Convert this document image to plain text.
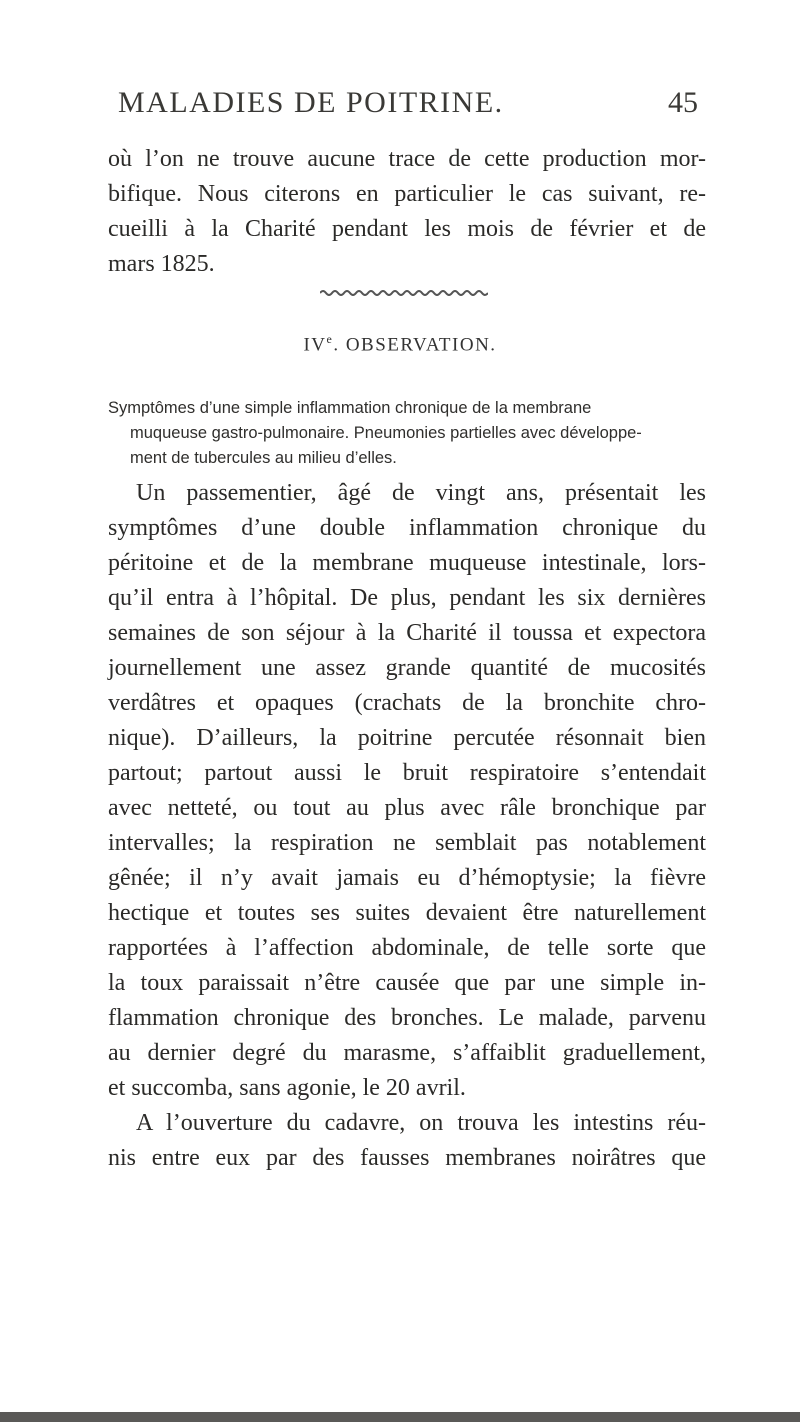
MALADIES DE POITRINE.	45
où l’on ne trouve aucune trace de cette production mor-
bifique. Nous citerons en particulier le cas suivant, re-
cueilli à la Charité pendant les mois de février et de
mars 1825.
IVe. OBSERVATION.
Symptômes d’une simple inflammation chronique de la membrane
muqueuse gastro-pulmonaire. Pneumonies partielles avec développe-
ment de tubercules au milieu d’elles.
Un passementier, âgé de vingt ans, présentait les
symptômes d’une double inflammation chronique du
péritoine et de la membrane muqueuse intestinale, lors-
qu’il entra à l’hôpital. De plus, pendant les six dernières
semaines de son séjour à la Charité il toussa et expectora
journellement une assez grande quantité de mucosités
verdâtres et opaques (crachats de la bronchite chro-
nique). D’ailleurs, la poitrine percutée résonnait bien
partout; partout aussi le bruit respiratoire s’entendait
avec netteté, ou tout au plus avec râle bronchique par
intervalles; la respiration ne semblait pas notablement
gênée; il n’y avait jamais eu d’hémoptysie; la fièvre
hectique et toutes ses suites devaient être naturellement
rapportées à l’affection abdominale, de telle sorte que
la toux paraissait n’être causée que par une simple in-
flammation chronique des bronches. Le malade, parvenu
au dernier degré du marasme, s’affaiblit graduellement,
et succomba, sans agonie, le 20 avril.
A l’ouverture du cadavre, on trouva les intestins réu-
nis entre eux par des fausses membranes noirâtres que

★ ★ ★ ★

▶ Exercise:
Pick out each line above that includes "Charité" and show it.

▶ Result:
cueilli à la Charité pendant les mois de février et de
semaines de son séjour à la Charité il toussa et expectora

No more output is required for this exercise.